## TASK OBJECTIVE
Gather up every line from the entries below that uses the word "político".

A block of data
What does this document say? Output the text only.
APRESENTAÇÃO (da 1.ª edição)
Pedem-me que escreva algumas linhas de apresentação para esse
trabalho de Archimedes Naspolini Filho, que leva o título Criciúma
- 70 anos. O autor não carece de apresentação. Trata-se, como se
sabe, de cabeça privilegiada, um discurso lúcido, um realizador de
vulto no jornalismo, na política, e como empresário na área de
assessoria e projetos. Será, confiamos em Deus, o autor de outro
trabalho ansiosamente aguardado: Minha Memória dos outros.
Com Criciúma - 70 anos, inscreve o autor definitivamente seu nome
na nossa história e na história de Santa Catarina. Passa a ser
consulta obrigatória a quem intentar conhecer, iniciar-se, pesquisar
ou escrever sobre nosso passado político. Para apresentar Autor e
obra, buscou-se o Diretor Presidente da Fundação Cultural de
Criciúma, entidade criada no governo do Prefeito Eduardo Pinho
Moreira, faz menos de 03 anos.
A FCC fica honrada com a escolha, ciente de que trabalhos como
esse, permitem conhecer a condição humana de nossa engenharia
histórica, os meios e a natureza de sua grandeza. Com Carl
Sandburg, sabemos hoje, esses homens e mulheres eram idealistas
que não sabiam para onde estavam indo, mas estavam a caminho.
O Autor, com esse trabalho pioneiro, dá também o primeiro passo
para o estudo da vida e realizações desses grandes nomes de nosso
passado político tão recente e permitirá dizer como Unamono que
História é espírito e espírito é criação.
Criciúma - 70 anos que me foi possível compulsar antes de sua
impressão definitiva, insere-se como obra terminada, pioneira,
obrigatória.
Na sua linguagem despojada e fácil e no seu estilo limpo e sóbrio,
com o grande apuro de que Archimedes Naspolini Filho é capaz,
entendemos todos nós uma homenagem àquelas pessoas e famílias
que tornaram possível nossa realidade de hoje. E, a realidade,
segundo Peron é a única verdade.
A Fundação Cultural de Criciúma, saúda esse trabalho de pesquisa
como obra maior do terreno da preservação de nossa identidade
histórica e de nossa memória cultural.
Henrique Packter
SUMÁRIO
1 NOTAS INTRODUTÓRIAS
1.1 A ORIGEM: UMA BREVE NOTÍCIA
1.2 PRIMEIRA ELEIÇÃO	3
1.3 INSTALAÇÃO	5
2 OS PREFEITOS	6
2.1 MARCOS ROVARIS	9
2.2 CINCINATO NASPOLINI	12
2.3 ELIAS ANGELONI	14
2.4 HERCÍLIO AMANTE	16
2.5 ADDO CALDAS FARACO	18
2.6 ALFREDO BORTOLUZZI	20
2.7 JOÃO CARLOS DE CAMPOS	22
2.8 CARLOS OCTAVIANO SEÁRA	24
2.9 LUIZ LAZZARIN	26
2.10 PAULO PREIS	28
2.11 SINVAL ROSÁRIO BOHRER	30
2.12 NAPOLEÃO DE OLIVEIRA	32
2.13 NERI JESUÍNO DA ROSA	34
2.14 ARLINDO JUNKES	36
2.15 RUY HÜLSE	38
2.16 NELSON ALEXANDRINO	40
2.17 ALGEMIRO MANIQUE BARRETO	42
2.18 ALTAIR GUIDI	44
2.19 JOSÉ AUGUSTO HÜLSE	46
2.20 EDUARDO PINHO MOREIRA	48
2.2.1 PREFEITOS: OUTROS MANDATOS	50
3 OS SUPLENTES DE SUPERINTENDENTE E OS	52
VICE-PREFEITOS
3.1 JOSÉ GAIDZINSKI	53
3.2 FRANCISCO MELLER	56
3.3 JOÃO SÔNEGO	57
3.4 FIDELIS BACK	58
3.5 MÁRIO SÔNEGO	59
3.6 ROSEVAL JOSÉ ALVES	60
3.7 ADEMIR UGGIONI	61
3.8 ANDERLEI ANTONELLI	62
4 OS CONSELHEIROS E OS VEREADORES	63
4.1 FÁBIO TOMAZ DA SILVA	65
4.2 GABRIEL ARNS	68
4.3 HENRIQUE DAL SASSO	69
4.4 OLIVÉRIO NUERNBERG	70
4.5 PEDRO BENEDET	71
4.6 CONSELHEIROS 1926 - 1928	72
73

--

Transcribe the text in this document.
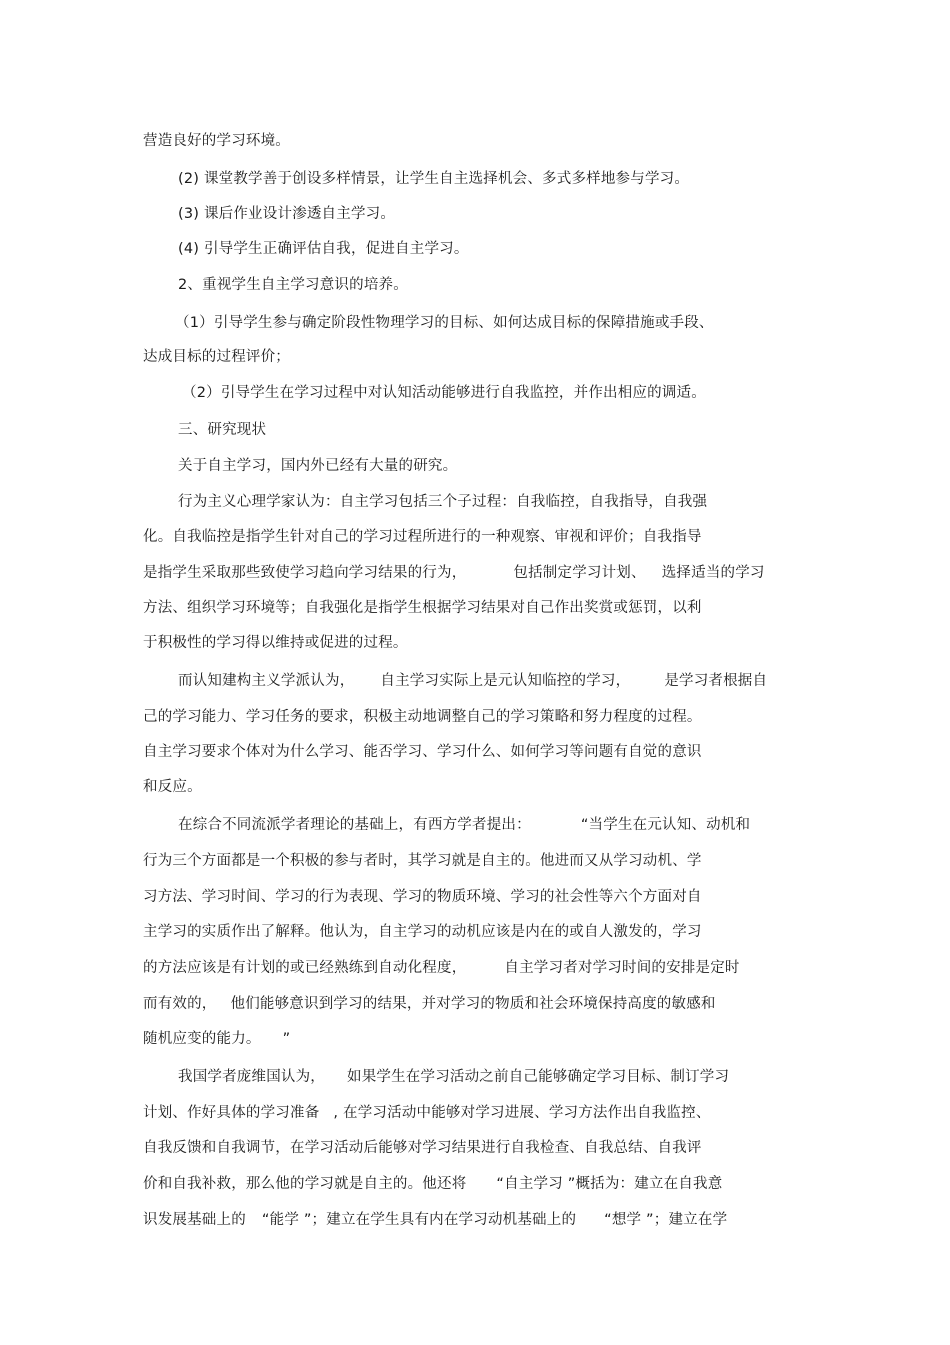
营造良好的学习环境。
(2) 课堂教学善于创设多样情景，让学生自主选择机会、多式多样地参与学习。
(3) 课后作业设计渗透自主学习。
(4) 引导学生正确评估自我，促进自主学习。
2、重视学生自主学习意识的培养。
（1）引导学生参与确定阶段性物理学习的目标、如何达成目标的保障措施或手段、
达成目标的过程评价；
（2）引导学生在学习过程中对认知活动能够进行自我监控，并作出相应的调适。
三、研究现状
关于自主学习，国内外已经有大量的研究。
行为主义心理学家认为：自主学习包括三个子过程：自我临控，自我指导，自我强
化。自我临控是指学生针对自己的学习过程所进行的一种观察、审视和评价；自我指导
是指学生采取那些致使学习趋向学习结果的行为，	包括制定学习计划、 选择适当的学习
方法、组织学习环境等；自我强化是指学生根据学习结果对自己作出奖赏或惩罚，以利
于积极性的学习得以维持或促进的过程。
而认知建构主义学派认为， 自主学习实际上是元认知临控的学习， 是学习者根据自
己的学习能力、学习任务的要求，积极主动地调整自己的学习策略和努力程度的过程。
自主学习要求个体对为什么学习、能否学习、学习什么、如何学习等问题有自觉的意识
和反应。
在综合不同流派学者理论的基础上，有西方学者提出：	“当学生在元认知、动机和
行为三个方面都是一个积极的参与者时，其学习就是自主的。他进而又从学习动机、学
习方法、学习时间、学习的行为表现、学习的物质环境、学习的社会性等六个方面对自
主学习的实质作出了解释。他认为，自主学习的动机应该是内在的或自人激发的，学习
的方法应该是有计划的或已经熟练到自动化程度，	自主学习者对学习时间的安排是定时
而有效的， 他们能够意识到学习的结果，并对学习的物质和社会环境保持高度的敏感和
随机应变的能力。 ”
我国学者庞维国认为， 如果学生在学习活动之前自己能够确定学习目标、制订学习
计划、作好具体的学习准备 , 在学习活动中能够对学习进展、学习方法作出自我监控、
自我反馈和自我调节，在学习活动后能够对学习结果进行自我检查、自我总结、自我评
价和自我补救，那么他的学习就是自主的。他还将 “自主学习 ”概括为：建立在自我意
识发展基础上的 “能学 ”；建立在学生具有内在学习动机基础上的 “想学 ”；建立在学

## RESULT
ou escrever sobre nosso passado político. Para apresentar Autor e
passado político tão recente e permitirá dizer como Unamono que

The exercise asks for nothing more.